■ **EXERCISE DETAILS**:
Pull every line of the entries that has the word "JSON".

>> BEGIN RECORDS FOR THIS TASK

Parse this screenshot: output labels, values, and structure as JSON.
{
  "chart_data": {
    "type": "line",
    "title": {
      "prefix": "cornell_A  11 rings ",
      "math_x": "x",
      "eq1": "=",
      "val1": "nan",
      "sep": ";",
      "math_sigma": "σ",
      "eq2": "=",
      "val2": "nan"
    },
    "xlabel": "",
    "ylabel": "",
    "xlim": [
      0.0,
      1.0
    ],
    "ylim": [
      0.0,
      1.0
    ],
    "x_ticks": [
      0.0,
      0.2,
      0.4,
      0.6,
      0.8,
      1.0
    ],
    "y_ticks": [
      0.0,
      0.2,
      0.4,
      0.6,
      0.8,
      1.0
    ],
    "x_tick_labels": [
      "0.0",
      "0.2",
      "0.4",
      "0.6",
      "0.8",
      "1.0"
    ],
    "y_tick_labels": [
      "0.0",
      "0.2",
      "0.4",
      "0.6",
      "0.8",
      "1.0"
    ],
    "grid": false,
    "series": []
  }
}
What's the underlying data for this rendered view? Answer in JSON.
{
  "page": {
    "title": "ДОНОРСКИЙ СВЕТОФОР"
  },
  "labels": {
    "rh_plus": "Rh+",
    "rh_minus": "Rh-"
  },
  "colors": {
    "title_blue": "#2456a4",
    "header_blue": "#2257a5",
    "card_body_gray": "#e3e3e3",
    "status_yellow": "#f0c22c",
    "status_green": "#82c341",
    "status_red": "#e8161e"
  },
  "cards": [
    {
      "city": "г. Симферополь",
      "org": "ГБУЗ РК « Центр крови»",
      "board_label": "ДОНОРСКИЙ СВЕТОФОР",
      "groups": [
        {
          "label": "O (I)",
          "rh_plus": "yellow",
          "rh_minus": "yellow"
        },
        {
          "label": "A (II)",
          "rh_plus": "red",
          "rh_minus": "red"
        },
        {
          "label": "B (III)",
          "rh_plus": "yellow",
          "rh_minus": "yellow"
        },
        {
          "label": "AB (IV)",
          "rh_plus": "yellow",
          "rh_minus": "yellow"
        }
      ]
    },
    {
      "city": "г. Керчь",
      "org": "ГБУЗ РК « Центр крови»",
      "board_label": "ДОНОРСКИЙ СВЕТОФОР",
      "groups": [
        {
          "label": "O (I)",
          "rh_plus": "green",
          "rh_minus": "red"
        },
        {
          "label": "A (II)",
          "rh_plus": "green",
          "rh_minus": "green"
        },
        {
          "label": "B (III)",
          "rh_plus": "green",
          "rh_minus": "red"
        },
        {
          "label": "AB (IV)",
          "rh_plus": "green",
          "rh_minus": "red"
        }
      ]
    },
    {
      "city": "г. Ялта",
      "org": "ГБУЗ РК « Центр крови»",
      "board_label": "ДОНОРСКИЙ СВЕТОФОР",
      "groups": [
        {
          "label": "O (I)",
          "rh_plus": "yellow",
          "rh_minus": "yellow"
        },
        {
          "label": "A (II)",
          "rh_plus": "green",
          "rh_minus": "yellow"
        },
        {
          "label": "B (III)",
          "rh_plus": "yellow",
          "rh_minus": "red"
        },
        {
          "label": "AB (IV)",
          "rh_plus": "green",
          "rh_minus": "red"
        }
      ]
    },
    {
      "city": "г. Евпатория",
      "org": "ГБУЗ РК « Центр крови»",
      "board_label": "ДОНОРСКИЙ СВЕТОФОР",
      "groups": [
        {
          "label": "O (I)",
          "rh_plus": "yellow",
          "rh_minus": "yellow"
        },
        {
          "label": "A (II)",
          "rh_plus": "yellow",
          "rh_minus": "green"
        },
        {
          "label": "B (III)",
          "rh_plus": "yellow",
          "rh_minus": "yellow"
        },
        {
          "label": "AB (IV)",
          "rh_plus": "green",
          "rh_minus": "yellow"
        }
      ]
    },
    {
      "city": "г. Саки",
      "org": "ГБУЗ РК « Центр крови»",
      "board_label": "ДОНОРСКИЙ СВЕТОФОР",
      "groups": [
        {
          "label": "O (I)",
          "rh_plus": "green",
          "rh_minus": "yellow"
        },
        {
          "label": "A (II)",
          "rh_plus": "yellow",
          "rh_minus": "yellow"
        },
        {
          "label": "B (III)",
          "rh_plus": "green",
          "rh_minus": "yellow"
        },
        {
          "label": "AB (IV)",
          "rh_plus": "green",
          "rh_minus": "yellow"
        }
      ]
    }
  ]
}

>> END RECORDS FOR THIS TASK

■ **EXPECTED OUTPUT**:
Parse this screenshot: output labels, values, and structure as JSON.
What's the underlying data for this rendered view? Answer in JSON.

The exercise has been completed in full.